(Items from a data source)
════════════════

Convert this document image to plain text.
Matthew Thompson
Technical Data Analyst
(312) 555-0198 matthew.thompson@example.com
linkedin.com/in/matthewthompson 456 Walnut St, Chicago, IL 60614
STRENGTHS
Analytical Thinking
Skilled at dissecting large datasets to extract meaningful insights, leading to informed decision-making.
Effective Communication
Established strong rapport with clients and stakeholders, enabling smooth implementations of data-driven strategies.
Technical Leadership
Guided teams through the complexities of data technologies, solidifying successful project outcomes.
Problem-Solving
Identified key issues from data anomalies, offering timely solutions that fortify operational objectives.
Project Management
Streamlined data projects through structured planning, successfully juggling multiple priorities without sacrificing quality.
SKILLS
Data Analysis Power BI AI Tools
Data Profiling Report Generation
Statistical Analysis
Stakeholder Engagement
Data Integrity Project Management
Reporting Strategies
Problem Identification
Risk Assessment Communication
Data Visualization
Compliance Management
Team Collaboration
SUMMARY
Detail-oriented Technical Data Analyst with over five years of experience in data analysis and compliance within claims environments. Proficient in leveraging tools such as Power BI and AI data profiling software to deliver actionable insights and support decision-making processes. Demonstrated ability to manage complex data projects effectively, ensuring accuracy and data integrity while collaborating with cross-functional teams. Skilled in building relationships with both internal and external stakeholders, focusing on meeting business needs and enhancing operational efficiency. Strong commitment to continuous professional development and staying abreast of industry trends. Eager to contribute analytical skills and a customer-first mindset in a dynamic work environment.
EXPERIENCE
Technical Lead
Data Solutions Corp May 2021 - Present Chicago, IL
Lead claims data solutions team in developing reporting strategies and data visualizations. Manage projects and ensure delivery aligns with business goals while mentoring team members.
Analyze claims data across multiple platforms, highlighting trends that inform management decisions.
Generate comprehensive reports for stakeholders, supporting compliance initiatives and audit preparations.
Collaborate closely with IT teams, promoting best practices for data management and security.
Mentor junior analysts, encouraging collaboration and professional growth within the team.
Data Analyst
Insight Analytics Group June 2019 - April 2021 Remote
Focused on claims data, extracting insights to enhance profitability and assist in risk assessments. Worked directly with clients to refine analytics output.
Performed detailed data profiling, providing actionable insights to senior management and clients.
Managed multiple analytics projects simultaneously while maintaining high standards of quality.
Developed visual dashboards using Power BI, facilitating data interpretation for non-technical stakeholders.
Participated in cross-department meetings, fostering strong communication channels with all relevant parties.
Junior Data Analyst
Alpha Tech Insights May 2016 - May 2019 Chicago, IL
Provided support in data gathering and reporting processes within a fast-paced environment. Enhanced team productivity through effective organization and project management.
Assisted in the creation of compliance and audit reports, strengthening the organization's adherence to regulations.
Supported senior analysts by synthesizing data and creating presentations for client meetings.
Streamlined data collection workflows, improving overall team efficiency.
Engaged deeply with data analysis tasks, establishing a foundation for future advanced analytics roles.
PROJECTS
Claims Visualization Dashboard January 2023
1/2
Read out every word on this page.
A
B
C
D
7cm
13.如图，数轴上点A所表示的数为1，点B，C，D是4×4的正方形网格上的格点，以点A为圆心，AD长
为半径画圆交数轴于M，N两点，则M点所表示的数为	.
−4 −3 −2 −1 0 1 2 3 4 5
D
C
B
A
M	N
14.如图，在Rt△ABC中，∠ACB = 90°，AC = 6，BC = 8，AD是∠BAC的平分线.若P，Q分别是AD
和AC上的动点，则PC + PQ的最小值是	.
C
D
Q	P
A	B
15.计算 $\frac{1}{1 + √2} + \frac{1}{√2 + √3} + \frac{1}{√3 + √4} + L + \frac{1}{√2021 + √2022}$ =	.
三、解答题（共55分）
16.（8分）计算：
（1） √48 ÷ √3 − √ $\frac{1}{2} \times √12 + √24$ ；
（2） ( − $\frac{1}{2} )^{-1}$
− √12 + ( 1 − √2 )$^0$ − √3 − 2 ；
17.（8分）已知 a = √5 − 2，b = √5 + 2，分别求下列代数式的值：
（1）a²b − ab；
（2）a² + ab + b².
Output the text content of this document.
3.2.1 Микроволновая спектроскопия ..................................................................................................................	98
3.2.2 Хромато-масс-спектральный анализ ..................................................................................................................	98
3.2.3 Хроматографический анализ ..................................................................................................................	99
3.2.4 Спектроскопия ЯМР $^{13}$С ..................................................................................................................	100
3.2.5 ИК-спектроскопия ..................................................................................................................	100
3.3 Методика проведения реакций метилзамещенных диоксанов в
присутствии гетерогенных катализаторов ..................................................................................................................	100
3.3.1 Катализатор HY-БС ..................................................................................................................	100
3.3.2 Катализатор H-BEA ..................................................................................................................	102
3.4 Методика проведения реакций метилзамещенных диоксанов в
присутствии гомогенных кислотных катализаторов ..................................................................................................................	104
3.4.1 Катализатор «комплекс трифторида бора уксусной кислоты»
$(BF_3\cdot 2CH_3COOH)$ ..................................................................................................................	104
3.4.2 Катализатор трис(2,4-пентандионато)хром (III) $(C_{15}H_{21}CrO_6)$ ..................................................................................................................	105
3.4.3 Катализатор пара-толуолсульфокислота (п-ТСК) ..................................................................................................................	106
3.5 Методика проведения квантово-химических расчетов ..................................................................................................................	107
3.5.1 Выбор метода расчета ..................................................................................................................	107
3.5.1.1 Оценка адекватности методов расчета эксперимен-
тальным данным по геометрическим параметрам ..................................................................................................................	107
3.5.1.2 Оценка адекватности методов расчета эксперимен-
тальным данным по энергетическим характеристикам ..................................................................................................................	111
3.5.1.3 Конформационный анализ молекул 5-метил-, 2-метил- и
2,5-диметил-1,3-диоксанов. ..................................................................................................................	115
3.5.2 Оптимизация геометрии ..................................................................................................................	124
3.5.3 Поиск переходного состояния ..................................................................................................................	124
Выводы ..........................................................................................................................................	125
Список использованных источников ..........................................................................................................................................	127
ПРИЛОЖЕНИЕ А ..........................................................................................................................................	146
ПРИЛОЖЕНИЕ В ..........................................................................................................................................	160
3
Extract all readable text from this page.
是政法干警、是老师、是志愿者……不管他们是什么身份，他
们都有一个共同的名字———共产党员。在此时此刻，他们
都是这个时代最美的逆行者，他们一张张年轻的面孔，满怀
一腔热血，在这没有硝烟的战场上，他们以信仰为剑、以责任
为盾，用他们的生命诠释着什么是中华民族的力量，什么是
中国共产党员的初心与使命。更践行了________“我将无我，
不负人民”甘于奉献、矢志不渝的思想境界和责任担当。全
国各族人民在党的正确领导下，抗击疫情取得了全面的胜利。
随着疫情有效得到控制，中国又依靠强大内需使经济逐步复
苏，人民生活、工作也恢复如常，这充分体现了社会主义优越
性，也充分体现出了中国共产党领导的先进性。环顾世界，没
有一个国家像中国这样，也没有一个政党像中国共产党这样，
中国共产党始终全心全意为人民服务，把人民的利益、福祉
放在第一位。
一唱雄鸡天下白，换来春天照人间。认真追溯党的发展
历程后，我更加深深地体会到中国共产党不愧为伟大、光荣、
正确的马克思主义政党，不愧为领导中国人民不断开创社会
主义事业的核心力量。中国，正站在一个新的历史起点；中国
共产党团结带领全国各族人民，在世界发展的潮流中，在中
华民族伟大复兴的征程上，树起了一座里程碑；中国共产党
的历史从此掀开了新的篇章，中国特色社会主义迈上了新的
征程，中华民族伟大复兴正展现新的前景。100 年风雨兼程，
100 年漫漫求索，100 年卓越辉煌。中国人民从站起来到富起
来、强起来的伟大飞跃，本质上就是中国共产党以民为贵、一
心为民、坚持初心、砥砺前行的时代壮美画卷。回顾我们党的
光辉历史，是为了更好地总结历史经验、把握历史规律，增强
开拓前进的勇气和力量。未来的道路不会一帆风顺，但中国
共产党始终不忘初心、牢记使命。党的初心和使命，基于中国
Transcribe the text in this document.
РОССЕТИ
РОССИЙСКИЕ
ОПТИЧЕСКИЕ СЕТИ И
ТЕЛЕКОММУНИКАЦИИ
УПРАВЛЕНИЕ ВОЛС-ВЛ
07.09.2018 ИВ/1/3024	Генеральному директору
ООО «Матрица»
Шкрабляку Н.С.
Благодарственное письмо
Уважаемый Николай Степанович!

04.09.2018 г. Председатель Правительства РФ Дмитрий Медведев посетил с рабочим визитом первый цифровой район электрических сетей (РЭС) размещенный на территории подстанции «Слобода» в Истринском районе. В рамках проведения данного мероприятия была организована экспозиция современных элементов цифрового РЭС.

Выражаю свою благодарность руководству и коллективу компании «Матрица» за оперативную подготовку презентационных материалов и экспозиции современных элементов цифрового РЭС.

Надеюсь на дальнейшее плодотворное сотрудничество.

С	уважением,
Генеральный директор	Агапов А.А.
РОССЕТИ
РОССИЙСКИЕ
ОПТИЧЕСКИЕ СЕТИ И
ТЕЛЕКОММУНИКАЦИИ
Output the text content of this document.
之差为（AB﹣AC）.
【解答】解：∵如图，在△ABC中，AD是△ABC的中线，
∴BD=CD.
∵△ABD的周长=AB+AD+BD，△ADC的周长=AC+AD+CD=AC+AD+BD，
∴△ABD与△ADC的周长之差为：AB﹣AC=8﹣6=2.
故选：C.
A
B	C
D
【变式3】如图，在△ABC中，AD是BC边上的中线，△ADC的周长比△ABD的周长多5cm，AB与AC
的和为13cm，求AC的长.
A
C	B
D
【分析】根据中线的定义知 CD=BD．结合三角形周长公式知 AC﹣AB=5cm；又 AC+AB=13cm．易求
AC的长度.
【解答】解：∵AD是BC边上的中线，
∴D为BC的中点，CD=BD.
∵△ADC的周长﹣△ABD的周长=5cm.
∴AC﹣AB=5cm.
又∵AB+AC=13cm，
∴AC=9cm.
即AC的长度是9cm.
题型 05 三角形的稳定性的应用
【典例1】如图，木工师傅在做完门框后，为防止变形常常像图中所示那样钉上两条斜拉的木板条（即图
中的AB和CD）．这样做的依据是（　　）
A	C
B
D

════════════════

◆ **EXERCISE INSTRUCTIONS**
Lines containing the string "метилзамещенных" are to be selected and copied.

◆ **ANSWER FOR THE TASK**
3.3 Методика проведения реакций метилзамещенных диоксанов в
3.4 Методика проведения реакций метилзамещенных диоксанов в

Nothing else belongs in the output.